(Raw records)
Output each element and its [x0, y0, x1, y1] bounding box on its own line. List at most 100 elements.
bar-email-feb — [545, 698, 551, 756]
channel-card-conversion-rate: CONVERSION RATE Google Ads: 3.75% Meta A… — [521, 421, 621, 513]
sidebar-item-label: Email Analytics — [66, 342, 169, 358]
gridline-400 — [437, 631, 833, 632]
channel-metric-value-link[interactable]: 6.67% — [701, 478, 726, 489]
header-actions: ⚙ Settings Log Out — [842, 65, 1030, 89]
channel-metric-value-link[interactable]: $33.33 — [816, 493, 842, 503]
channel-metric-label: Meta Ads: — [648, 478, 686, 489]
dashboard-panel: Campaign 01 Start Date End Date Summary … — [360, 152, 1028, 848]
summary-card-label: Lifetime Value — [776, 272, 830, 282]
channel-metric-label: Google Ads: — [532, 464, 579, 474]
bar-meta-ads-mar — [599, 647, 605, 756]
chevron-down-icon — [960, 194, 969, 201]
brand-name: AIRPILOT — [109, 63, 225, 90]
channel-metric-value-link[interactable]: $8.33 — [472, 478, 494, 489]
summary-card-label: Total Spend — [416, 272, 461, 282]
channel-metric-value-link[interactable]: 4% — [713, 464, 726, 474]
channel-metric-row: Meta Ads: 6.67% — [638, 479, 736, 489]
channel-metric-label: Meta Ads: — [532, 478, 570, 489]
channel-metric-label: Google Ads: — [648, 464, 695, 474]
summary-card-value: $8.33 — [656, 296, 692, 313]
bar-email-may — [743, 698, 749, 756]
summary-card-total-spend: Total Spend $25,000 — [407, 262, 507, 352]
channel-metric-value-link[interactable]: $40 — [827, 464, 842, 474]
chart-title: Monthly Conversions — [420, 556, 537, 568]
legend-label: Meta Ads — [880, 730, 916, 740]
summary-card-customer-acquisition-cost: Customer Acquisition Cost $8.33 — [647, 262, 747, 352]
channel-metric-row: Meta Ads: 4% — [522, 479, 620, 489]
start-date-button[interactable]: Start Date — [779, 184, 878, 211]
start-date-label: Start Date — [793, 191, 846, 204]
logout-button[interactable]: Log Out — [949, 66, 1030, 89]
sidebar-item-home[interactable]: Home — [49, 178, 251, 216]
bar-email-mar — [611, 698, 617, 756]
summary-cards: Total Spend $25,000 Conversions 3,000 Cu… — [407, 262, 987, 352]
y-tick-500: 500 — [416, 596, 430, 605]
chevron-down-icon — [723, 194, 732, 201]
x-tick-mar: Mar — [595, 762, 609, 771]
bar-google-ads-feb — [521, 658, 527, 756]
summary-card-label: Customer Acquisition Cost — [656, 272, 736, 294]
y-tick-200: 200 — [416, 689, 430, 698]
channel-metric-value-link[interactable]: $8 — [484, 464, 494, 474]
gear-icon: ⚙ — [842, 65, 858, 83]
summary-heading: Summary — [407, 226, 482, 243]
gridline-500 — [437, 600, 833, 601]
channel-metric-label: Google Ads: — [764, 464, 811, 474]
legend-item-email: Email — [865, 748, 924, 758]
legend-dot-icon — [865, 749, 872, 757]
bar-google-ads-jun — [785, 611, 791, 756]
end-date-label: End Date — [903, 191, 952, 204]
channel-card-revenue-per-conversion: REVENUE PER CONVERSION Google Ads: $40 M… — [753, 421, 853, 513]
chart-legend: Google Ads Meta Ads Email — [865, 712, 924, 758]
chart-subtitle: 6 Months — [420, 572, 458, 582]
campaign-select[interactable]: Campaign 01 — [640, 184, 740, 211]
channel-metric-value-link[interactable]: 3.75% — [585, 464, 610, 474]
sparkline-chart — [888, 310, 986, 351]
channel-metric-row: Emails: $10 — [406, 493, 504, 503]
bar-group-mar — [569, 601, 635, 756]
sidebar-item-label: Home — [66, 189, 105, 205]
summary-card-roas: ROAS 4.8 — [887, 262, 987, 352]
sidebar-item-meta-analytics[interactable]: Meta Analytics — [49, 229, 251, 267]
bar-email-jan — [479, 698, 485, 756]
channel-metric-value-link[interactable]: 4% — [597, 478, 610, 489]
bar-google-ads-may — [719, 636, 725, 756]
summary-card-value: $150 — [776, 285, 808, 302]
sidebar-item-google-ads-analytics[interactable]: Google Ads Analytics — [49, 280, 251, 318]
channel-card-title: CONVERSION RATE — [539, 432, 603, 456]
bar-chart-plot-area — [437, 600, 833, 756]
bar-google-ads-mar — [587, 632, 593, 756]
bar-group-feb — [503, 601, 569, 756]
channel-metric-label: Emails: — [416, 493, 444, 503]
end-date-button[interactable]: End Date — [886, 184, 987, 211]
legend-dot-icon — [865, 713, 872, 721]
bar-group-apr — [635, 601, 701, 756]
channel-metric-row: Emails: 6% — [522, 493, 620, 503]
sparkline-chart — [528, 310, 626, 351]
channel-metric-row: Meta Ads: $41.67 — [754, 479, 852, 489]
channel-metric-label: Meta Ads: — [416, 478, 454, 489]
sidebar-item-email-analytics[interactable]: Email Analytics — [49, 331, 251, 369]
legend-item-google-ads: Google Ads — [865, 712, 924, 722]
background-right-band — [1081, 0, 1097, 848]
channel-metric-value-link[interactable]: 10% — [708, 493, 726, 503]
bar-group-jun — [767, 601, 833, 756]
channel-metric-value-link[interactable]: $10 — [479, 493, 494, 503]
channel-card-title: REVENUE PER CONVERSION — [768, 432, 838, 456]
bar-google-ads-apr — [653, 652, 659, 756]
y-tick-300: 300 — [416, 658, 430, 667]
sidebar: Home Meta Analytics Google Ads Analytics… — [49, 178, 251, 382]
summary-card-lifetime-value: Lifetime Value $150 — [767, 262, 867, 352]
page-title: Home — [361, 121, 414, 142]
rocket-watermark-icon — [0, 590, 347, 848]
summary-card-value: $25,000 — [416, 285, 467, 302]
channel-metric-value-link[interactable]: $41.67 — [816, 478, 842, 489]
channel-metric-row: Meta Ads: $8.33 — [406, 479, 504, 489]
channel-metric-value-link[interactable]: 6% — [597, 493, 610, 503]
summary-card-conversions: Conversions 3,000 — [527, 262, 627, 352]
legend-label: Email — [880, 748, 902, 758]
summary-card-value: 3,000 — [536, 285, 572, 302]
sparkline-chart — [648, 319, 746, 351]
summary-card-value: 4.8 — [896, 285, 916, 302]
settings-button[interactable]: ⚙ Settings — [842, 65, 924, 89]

TASK BRIEF: Copy every line of the records above verbatim, in the same order, keeping each bounding box unchanged.

WRITTEN SOLUTION:
Output each element and its [x0, y0, x1, y1] bounding box on its own line. List at most 100 elements.
bar-email-feb — [545, 698, 551, 756]
channel-card-conversion-rate: CONVERSION RATE Google Ads: 3.75% Meta A… — [521, 421, 621, 513]
sidebar-item-label: Email Analytics — [66, 342, 169, 358]
gridline-400 — [437, 631, 833, 632]
channel-metric-value-link[interactable]: 6.67% — [701, 478, 726, 489]
header-actions: ⚙ Settings Log Out — [842, 65, 1030, 89]
channel-metric-value-link[interactable]: $33.33 — [816, 493, 842, 503]
channel-metric-label: Meta Ads: — [648, 478, 686, 489]
dashboard-panel: Campaign 01 Start Date End Date Summary … — [360, 152, 1028, 848]
summary-card-label: Lifetime Value — [776, 272, 830, 282]
channel-metric-label: Google Ads: — [532, 464, 579, 474]
bar-meta-ads-mar — [599, 647, 605, 756]
chevron-down-icon — [960, 194, 969, 201]
brand-name: AIRPILOT — [109, 63, 225, 90]
channel-metric-value-link[interactable]: $8.33 — [472, 478, 494, 489]
summary-card-label: Total Spend — [416, 272, 461, 282]
channel-metric-value-link[interactable]: 4% — [713, 464, 726, 474]
channel-metric-row: Meta Ads: 6.67% — [638, 479, 736, 489]
channel-metric-label: Meta Ads: — [532, 478, 570, 489]
channel-metric-label: Google Ads: — [648, 464, 695, 474]
summary-card-value: $8.33 — [656, 296, 692, 313]
bar-email-may — [743, 698, 749, 756]
summary-card-total-spend: Total Spend $25,000 — [407, 262, 507, 352]
channel-metric-value-link[interactable]: $40 — [827, 464, 842, 474]
chart-title: Monthly Conversions — [420, 556, 537, 568]
legend-label: Meta Ads — [880, 730, 916, 740]
summary-card-customer-acquisition-cost: Customer Acquisition Cost $8.33 — [647, 262, 747, 352]
channel-metric-row: Meta Ads: 4% — [522, 479, 620, 489]
start-date-button[interactable]: Start Date — [779, 184, 878, 211]
start-date-label: Start Date — [793, 191, 846, 204]
logout-button[interactable]: Log Out — [949, 66, 1030, 89]
sidebar-item-home[interactable]: Home — [49, 178, 251, 216]
bar-email-mar — [611, 698, 617, 756]
summary-cards: Total Spend $25,000 Conversions 3,000 Cu… — [407, 262, 987, 352]
y-tick-500: 500 — [416, 596, 430, 605]
chevron-down-icon — [723, 194, 732, 201]
x-tick-mar: Mar — [595, 762, 609, 771]
bar-google-ads-feb — [521, 658, 527, 756]
summary-card-label: Customer Acquisition Cost — [656, 272, 736, 294]
y-tick-200: 200 — [416, 689, 430, 698]
channel-metric-value-link[interactable]: $8 — [484, 464, 494, 474]
gear-icon: ⚙ — [842, 65, 858, 83]
summary-heading: Summary — [407, 226, 482, 243]
gridline-500 — [437, 600, 833, 601]
channel-metric-label: Google Ads: — [764, 464, 811, 474]
legend-item-email: Email — [865, 748, 924, 758]
legend-dot-icon — [865, 749, 872, 757]
bar-google-ads-jun — [785, 611, 791, 756]
end-date-label: End Date — [903, 191, 952, 204]
channel-card-revenue-per-conversion: REVENUE PER CONVERSION Google Ads: $40 M… — [753, 421, 853, 513]
chart-legend: Google Ads Meta Ads Email — [865, 712, 924, 758]
chart-subtitle: 6 Months — [420, 572, 458, 582]
campaign-select[interactable]: Campaign 01 — [640, 184, 740, 211]
channel-metric-value-link[interactable]: 3.75% — [585, 464, 610, 474]
sparkline-chart — [888, 310, 986, 351]
channel-metric-row: Emails: $10 — [406, 493, 504, 503]
bar-group-mar — [569, 601, 635, 756]
sidebar-item-label: Home — [66, 189, 105, 205]
summary-card-roas: ROAS 4.8 — [887, 262, 987, 352]
sidebar-item-meta-analytics[interactable]: Meta Analytics — [49, 229, 251, 267]
bar-email-jan — [479, 698, 485, 756]
channel-metric-value-link[interactable]: 4% — [597, 478, 610, 489]
bar-google-ads-may — [719, 636, 725, 756]
summary-card-value: $150 — [776, 285, 808, 302]
sidebar-item-google-ads-analytics[interactable]: Google Ads Analytics — [49, 280, 251, 318]
channel-card-title: CONVERSION RATE — [539, 432, 603, 456]
bar-chart-plot-area — [437, 600, 833, 756]
bar-google-ads-mar — [587, 632, 593, 756]
bar-group-feb — [503, 601, 569, 756]
channel-metric-label: Emails: — [416, 493, 444, 503]
end-date-button[interactable]: End Date — [886, 184, 987, 211]
legend-dot-icon — [865, 713, 872, 721]
bar-group-apr — [635, 601, 701, 756]
channel-metric-row: Emails: 6% — [522, 493, 620, 503]
sparkline-chart — [528, 310, 626, 351]
channel-metric-row: Meta Ads: $41.67 — [754, 479, 852, 489]
channel-metric-label: Meta Ads: — [416, 478, 454, 489]
sidebar-item-email-analytics[interactable]: Email Analytics — [49, 331, 251, 369]
legend-item-google-ads: Google Ads — [865, 712, 924, 722]
background-right-band — [1081, 0, 1097, 848]
channel-metric-value-link[interactable]: 10% — [708, 493, 726, 503]
bar-group-jun — [767, 601, 833, 756]
channel-metric-value-link[interactable]: $10 — [479, 493, 494, 503]
channel-card-title: REVENUE PER CONVERSION — [768, 432, 838, 456]
bar-google-ads-apr — [653, 652, 659, 756]
y-tick-300: 300 — [416, 658, 430, 667]
sidebar: Home Meta Analytics Google Ads Analytics… — [49, 178, 251, 382]
summary-card-lifetime-value: Lifetime Value $150 — [767, 262, 867, 352]
page-title: Home — [361, 121, 414, 142]
rocket-watermark-icon — [0, 590, 347, 848]
summary-card-value: $25,000 — [416, 285, 467, 302]
channel-metric-value-link[interactable]: $41.67 — [816, 478, 842, 489]
channel-metric-row: Meta Ads: $8.33 — [406, 479, 504, 489]
channel-metric-value-link[interactable]: 6% — [597, 493, 610, 503]
summary-card-conversions: Conversions 3,000 — [527, 262, 627, 352]
legend-label: Email — [880, 748, 902, 758]
summary-card-value: 3,000 — [536, 285, 572, 302]
sparkline-chart — [648, 319, 746, 351]
summary-card-value: 4.8 — [896, 285, 916, 302]
settings-button[interactable]: ⚙ Settings — [842, 65, 924, 89]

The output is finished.